> **Written task**
Copy every line of the entries that includes the word "name".
[start Data provided]
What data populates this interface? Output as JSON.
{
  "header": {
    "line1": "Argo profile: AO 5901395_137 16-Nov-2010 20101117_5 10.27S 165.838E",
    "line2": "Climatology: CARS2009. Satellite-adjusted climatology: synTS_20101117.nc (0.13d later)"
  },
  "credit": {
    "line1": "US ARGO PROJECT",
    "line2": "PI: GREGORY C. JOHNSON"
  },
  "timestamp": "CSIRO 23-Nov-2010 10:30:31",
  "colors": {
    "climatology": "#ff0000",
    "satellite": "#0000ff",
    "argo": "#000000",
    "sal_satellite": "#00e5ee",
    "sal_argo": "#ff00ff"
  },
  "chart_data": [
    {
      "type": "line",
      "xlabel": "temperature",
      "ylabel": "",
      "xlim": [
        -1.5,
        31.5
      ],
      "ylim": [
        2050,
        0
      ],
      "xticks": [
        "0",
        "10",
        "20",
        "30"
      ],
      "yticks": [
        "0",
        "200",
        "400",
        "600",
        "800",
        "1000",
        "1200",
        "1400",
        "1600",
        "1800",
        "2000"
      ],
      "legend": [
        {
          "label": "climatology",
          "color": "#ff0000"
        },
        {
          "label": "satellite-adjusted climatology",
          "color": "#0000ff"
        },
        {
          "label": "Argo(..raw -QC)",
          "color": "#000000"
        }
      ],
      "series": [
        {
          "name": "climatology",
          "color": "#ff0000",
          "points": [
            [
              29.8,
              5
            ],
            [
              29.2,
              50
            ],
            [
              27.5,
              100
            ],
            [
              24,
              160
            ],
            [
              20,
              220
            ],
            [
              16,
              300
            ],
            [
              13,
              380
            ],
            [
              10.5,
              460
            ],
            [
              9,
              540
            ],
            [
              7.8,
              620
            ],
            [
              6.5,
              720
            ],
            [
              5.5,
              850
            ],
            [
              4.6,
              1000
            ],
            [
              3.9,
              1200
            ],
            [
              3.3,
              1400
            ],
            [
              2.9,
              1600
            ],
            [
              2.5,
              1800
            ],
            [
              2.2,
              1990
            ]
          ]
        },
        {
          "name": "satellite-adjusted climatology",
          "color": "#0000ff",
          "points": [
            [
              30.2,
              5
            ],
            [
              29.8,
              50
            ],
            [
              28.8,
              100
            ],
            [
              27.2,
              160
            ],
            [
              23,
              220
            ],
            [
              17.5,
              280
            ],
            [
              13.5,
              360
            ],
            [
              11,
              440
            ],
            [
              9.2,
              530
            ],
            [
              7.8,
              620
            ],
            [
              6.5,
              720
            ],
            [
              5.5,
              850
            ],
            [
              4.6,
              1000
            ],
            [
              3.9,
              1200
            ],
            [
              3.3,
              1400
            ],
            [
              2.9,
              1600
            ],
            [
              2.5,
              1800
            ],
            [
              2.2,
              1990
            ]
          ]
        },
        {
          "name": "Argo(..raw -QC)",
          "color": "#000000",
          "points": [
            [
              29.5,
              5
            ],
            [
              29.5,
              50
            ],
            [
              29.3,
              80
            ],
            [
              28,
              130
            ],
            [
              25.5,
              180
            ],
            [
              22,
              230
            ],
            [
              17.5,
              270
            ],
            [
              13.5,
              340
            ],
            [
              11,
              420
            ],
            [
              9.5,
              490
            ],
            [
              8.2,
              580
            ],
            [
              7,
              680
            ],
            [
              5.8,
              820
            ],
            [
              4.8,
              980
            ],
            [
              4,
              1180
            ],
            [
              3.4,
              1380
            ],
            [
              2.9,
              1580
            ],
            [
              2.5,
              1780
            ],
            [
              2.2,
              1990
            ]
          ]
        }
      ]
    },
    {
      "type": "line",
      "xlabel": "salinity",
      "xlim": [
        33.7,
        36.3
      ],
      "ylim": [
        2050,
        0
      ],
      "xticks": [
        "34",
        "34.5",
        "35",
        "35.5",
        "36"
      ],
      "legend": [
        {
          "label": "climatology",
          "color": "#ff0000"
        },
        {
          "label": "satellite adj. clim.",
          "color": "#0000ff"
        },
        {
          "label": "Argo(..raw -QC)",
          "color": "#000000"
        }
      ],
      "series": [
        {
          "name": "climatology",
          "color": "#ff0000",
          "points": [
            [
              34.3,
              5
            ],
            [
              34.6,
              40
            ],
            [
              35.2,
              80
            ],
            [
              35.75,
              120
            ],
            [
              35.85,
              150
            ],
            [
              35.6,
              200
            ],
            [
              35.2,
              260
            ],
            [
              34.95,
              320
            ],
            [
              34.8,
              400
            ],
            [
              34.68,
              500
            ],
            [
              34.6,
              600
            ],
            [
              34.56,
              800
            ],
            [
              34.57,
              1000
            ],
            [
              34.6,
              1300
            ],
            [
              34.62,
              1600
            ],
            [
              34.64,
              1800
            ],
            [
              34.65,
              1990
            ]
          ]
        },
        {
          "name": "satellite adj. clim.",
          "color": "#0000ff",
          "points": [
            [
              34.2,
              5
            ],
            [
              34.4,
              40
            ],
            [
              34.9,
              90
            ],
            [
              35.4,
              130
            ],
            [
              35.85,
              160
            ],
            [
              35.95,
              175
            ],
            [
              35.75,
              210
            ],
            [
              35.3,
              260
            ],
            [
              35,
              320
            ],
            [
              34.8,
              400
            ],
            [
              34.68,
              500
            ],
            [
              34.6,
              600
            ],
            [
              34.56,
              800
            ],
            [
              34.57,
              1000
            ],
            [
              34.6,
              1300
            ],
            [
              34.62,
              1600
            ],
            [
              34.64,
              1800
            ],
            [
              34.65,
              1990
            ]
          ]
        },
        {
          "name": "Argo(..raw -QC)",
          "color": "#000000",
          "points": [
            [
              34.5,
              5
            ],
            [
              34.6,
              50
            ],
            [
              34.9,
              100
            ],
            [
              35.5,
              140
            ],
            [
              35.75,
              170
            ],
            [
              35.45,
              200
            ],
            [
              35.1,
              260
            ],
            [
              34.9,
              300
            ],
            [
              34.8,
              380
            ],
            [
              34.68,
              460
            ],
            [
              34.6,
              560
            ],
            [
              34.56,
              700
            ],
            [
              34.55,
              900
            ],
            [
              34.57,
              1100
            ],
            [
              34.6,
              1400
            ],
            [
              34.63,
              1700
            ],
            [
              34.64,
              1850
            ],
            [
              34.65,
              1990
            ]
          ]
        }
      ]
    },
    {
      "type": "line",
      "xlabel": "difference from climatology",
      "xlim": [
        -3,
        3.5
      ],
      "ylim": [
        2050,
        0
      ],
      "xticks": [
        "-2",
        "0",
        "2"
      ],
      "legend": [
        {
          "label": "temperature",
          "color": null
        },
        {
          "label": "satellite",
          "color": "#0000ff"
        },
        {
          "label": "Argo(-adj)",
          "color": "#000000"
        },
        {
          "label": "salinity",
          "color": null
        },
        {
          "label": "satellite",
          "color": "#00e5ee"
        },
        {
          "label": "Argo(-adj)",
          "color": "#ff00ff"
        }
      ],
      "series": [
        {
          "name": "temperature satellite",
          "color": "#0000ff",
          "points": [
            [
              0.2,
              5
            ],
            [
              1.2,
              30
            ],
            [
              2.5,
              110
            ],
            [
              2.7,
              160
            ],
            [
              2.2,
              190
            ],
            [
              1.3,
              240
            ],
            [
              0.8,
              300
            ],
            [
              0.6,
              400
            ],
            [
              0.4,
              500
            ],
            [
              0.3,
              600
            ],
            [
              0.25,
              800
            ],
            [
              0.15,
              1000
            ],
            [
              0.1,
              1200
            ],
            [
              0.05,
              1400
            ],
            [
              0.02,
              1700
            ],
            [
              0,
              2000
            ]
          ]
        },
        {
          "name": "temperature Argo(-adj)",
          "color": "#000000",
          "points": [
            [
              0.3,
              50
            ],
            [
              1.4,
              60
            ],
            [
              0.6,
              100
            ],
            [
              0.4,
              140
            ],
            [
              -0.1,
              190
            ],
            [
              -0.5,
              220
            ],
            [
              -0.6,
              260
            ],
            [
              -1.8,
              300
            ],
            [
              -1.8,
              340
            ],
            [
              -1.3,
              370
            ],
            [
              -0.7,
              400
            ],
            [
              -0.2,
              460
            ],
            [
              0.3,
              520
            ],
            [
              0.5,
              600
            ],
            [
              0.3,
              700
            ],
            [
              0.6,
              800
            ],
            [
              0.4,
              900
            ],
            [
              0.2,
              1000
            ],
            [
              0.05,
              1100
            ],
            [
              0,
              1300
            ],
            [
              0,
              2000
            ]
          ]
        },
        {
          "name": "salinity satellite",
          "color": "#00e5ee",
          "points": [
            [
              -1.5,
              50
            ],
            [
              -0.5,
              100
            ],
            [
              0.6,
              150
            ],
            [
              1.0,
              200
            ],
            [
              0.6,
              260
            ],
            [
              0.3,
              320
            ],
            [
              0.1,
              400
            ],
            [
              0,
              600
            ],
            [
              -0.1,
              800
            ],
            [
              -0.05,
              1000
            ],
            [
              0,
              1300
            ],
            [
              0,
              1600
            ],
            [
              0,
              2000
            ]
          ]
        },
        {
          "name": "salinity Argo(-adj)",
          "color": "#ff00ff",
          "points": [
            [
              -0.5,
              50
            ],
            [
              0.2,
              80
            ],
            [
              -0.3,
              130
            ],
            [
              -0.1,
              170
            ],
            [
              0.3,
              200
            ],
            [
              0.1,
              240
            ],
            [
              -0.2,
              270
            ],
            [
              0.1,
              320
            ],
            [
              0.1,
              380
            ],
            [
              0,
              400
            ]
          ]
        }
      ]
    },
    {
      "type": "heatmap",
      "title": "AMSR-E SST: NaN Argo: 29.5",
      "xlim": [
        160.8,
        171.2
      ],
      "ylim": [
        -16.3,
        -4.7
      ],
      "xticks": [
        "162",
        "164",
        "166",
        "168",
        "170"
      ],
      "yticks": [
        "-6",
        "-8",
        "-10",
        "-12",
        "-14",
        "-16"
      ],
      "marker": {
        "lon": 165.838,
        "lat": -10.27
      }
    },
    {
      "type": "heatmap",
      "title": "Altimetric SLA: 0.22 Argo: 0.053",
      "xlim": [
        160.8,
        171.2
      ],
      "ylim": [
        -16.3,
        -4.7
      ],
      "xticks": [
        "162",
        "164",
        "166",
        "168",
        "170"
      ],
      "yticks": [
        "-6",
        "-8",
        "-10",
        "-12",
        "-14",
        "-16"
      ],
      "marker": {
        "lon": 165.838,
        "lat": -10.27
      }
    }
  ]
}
[end Data provided]
> **Task solution**
          "name": "climatology",
          "name": "satellite-adjusted climatology",
          "name": "Argo(..raw -QC)",
          "name": "climatology",
          "name": "satellite adj. clim.",
          "name": "Argo(..raw -QC)",
          "name": "temperature satellite",
          "name": "temperature Argo(-adj)",
          "name": "salinity satellite",
          "name": "salinity Argo(-adj)",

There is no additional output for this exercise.